Проснулся: весь дрожал, будто по всему телу на маленьких детских тройных лошадках скакали. Холод проник под одеяло.

И думалось: да, ей конец, конец переживанию, наступило время мысли – но что-то все-таки прежнее милое оставалось в сердце к тому существу, которое я не принял во сне.

Это даже не любовь была. Какая же это любовь без тела, без конкретной души, любовь безликая, любовь к женщине без имени.

Только по всему опыту (11 лет) вижу, что она неистребима, на место ее ничего не становится, все остальное только навык, привычки, жизнь обыкновенная. А оно произошло из уединения и отчаяния весной, когда вокруг было так много искусства, природы, людей. Костер вспыхнул большим пламенем, дождь пошел. Не сразу большой костер заливает, и зола надолго остается горячая... Так вот и теперь зола горячая... как забыть мне пламя, создавшее меня?

Виден смысл, значение каждого цветка, каждого глаза животного, тонкие желания, затаенные мысли всего на свете... Это ли Бог? Этому ли молиться?

Хочу быть!

Раскрываю Евангелие:

Что легче сказать: «прощаются тебе грехи твои», или сказать: «встань и ходи»?

И коснулся руки ее, и горячка оставила ее, и она встала и служила им.

Когда же взошло солнце... увяло и, как не имело корня, засохло.

И вот, какое дерзновение мы имеем к Нему, что, когда просим чего, по воле Его, Он слушает нас. А когда мы знаем, что Он слушает нас во всем, чего бы мы ни просили, знаем и то, что получаем просимое от Него.

Есть грех – не к смерти.

18 Января. Русская жизнь: в ней слишком много греха против Отца для того, чтобы говорить о Сыне.

Записать правило: мои несовершенства и недостатки (например, сознание своего невежества), которые мне кажутся роковыми и непобедимыми и оттого ложатся бременем на душу, – на самом деле не непобедимы, ощущение угнетения получается не от их непобедимости, а от других причин. Каких?

========

Задание -
Выпишите из текста все отрывки, которые идут после слов «Раскрываю Евангелие:» и до записи, начинающейся с «18 Января». Каждый отрывок дайте отдельным пунктом. Строки данных с текстом никак не связаны.

Строки данных -
========

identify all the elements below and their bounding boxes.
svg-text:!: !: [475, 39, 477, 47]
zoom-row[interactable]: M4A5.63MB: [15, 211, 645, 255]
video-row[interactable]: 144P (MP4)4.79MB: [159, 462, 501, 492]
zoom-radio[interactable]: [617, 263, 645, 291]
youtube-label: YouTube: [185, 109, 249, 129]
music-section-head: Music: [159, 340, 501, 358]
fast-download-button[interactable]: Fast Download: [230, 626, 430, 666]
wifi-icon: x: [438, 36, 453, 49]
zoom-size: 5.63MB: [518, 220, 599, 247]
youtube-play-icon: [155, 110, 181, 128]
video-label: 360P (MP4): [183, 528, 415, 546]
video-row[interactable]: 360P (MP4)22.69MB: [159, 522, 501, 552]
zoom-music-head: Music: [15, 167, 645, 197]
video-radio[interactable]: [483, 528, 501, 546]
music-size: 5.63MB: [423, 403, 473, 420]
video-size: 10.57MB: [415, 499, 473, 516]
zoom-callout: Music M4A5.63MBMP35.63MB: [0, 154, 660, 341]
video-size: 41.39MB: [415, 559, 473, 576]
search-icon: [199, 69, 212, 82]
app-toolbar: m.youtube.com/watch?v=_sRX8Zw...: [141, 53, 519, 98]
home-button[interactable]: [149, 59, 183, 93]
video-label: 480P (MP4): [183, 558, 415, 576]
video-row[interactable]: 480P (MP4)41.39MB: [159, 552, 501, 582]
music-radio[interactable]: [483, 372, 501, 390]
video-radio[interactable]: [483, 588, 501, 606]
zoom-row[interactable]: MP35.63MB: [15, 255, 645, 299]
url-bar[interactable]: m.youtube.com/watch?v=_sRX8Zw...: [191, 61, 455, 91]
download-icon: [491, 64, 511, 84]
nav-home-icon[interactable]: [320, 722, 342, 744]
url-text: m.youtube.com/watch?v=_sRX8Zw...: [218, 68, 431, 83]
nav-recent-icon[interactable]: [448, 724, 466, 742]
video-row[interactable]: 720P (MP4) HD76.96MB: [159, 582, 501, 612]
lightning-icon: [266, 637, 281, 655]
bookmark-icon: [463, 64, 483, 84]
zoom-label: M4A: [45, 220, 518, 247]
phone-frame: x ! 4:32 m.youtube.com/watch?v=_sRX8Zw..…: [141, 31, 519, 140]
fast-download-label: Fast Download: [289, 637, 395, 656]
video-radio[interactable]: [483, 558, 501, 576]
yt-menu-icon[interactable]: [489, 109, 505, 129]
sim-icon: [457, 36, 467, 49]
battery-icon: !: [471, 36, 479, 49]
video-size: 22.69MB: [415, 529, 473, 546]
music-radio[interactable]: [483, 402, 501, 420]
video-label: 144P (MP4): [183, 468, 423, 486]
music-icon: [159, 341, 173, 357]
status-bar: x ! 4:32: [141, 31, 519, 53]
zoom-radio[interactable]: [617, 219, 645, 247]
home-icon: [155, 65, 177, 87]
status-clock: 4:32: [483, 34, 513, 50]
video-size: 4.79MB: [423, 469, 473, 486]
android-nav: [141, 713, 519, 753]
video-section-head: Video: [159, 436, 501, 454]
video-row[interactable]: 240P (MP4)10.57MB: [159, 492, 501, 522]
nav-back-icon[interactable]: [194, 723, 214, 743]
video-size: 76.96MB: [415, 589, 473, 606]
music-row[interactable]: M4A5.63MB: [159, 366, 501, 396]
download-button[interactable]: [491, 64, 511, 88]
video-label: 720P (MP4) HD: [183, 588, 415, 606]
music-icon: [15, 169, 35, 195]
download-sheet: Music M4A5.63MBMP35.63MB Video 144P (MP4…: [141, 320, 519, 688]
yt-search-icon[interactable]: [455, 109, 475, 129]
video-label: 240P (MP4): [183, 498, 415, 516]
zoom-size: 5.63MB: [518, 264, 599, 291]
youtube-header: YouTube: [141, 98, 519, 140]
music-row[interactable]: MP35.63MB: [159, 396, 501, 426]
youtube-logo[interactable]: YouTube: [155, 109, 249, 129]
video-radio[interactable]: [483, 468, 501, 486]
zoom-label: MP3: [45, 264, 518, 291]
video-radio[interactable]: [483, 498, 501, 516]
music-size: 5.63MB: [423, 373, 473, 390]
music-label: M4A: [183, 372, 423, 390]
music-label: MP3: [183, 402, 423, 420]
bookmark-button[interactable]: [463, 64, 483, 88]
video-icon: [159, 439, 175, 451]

========

Ожидаемый ответ -
- Что легче сказать: «прощаются тебе грехи твои», или сказать: «встань и ходи»?
- И коснулся руки ее, и горячка оставила ее, и она встала и служила им.
- Когда же взошло солнце... увяло и, как не имело корня, засохло.
- И вот, какое дерзновение мы имеем к Нему, что, когда просим чего, по воле Его, Он слушает нас. А когда мы знаем, что Он слушает нас во всем, чего бы мы ни просили, знаем и то, что получаем просимое от Него.
- Есть грех – не к смерти.